### Exercise:
Restate the entries word for word, omitting nothing.

### Extracted information:
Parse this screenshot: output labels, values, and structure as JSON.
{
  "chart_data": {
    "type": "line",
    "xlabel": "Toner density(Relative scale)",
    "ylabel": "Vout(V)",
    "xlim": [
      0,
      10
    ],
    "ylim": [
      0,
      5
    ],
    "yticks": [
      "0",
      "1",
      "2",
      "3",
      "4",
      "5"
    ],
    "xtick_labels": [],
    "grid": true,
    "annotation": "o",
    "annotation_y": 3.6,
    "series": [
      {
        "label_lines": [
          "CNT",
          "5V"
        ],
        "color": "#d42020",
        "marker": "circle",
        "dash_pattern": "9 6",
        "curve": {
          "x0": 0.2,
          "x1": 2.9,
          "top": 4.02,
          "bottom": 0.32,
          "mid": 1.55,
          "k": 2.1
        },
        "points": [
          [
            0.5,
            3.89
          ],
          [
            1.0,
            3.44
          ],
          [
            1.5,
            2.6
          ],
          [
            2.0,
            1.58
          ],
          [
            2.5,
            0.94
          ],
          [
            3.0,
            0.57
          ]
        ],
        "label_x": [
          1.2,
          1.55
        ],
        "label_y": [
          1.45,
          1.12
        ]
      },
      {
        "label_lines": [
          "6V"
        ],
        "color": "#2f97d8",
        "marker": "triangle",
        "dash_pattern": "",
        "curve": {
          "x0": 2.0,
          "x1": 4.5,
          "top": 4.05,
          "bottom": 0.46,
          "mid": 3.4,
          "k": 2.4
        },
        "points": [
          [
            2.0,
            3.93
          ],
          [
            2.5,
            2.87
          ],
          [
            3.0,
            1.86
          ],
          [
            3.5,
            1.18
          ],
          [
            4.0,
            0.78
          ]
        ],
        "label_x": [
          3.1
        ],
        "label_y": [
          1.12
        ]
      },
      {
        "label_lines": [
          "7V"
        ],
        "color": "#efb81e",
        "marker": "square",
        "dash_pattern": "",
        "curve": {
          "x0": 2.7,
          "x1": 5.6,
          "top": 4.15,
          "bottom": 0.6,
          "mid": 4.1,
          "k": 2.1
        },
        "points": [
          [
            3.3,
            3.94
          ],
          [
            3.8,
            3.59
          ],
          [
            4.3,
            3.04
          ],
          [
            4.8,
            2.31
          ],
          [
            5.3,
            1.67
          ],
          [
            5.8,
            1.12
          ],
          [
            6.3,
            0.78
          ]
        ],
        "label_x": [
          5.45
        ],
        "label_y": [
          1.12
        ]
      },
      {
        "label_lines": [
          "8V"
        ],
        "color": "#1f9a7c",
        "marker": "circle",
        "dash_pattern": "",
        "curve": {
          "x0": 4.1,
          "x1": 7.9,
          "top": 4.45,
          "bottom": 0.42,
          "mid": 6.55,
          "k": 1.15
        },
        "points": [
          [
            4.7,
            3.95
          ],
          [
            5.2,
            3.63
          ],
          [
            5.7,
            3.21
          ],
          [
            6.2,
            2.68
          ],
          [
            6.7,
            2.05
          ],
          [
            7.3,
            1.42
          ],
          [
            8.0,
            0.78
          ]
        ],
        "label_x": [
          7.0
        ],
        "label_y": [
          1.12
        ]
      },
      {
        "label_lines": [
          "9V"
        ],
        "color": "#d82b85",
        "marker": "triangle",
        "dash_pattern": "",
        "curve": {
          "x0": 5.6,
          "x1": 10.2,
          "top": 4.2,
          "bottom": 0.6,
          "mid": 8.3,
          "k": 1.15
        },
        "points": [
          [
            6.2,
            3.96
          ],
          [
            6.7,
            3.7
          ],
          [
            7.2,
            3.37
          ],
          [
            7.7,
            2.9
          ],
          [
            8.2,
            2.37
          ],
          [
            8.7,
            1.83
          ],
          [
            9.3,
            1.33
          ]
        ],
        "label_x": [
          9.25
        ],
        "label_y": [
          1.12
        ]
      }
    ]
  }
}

### Response below:
Parse this screenshot: output labels, values, and structure as JSON.
{
  "chart_data": {
    "type": "line",
    "xlabel": "Toner density(Relative scale)",
    "ylabel": "Vout(V)",
    "xlim": [
      0,
      10
    ],
    "ylim": [
      0,
      5
    ],
    "yticks": [
      "0",
      "1",
      "2",
      "3",
      "4",
      "5"
    ],
    "xtick_labels": [],
    "grid": true,
    "annotation": "o",
    "annotation_y": 3.6,
    "series": [
      {
        "label_lines": [
          "CNT",
          "5V"
        ],
        "color": "#d42020",
        "marker": "circle",
        "dash_pattern": "9 6",
        "curve": {
          "x0": 0.2,
          "x1": 2.9,
          "top": 4.02,
          "bottom": 0.32,
          "mid": 1.55,
          "k": 2.1
        },
        "points": [
          [
            0.5,
            3.89
          ],
          [
            1.0,
            3.44
          ],
          [
            1.5,
            2.6
          ],
          [
            2.0,
            1.58
          ],
          [
            2.5,
            0.94
          ],
          [
            3.0,
            0.57
          ]
        ],
        "label_x": [
          1.2,
          1.55
        ],
        "label_y": [
          1.45,
          1.12
        ]
      },
      {
        "label_lines": [
          "6V"
        ],
        "color": "#2f97d8",
        "marker": "triangle",
        "dash_pattern": "",
        "curve": {
          "x0": 2.0,
          "x1": 4.5,
          "top": 4.05,
          "bottom": 0.46,
          "mid": 3.4,
          "k": 2.4
        },
        "points": [
          [
            2.0,
            3.93
          ],
          [
            2.5,
            2.87
          ],
          [
            3.0,
            1.86
          ],
          [
            3.5,
            1.18
          ],
          [
            4.0,
            0.78
          ]
        ],
        "label_x": [
          3.1
        ],
        "label_y": [
          1.12
        ]
      },
      {
        "label_lines": [
          "7V"
        ],
        "color": "#efb81e",
        "marker": "square",
        "dash_pattern": "",
        "curve": {
          "x0": 2.7,
          "x1": 5.6,
          "top": 4.15,
          "bottom": 0.6,
          "mid": 4.1,
          "k": 2.1
        },
        "points": [
          [
            3.3,
            3.94
          ],
          [
            3.8,
            3.59
          ],
          [
            4.3,
            3.04
          ],
          [
            4.8,
            2.31
          ],
          [
            5.3,
            1.67
          ],
          [
            5.8,
            1.12
          ],
          [
            6.3,
            0.78
          ]
        ],
        "label_x": [
          5.45
        ],
        "label_y": [
          1.12
        ]
      },
      {
        "label_lines": [
          "8V"
        ],
        "color": "#1f9a7c",
        "marker": "circle",
        "dash_pattern": "",
        "curve": {
          "x0": 4.1,
          "x1": 7.9,
          "top": 4.45,
          "bottom": 0.42,
          "mid": 6.55,
          "k": 1.15
        },
        "points": [
          [
            4.7,
            3.95
          ],
          [
            5.2,
            3.63
          ],
          [
            5.7,
            3.21
          ],
          [
            6.2,
            2.68
          ],
          [
            6.7,
            2.05
          ],
          [
            7.3,
            1.42
          ],
          [
            8.0,
            0.78
          ]
        ],
        "label_x": [
          7.0
        ],
        "label_y": [
          1.12
        ]
      },
      {
        "label_lines": [
          "9V"
        ],
        "color": "#d82b85",
        "marker": "triangle",
        "dash_pattern": "",
        "curve": {
          "x0": 5.6,
          "x1": 10.2,
          "top": 4.2,
          "bottom": 0.6,
          "mid": 8.3,
          "k": 1.15
        },
        "points": [
          [
            6.2,
            3.96
          ],
          [
            6.7,
            3.7
          ],
          [
            7.2,
            3.37
          ],
          [
            7.7,
            2.9
          ],
          [
            8.2,
            2.37
          ],
          [
            8.7,
            1.83
          ],
          [
            9.3,
            1.33
          ]
        ],
        "label_x": [
          9.25
        ],
        "label_y": [
          1.12
        ]
      }
    ]
  }
}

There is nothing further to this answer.